* YOUR TASK *
Emit the entire listing verbatim.
[Begin]
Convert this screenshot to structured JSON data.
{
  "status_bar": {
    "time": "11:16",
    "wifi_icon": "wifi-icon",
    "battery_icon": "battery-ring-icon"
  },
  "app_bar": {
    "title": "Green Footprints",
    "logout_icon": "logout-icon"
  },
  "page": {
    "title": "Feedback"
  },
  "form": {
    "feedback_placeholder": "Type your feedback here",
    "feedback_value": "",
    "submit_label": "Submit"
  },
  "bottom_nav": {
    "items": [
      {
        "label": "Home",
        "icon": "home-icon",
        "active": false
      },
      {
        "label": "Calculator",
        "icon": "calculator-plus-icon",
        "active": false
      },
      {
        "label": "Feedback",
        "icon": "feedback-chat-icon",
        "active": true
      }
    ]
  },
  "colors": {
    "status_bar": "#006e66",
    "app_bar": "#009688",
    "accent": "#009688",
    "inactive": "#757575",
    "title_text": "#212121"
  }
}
[End]
* TASK ANSWER *
Convert this screenshot to structured JSON data.
{
  "status_bar": {
    "time": "11:16",
    "wifi_icon": "wifi-icon",
    "battery_icon": "battery-ring-icon"
  },
  "app_bar": {
    "title": "Green Footprints",
    "logout_icon": "logout-icon"
  },
  "page": {
    "title": "Feedback"
  },
  "form": {
    "feedback_placeholder": "Type your feedback here",
    "feedback_value": "",
    "submit_label": "Submit"
  },
  "bottom_nav": {
    "items": [
      {
        "label": "Home",
        "icon": "home-icon",
        "active": false
      },
      {
        "label": "Calculator",
        "icon": "calculator-plus-icon",
        "active": false
      },
      {
        "label": "Feedback",
        "icon": "feedback-chat-icon",
        "active": true
      }
    ]
  },
  "colors": {
    "status_bar": "#006e66",
    "app_bar": "#009688",
    "accent": "#009688",
    "inactive": "#757575",
    "title_text": "#212121"
  }
}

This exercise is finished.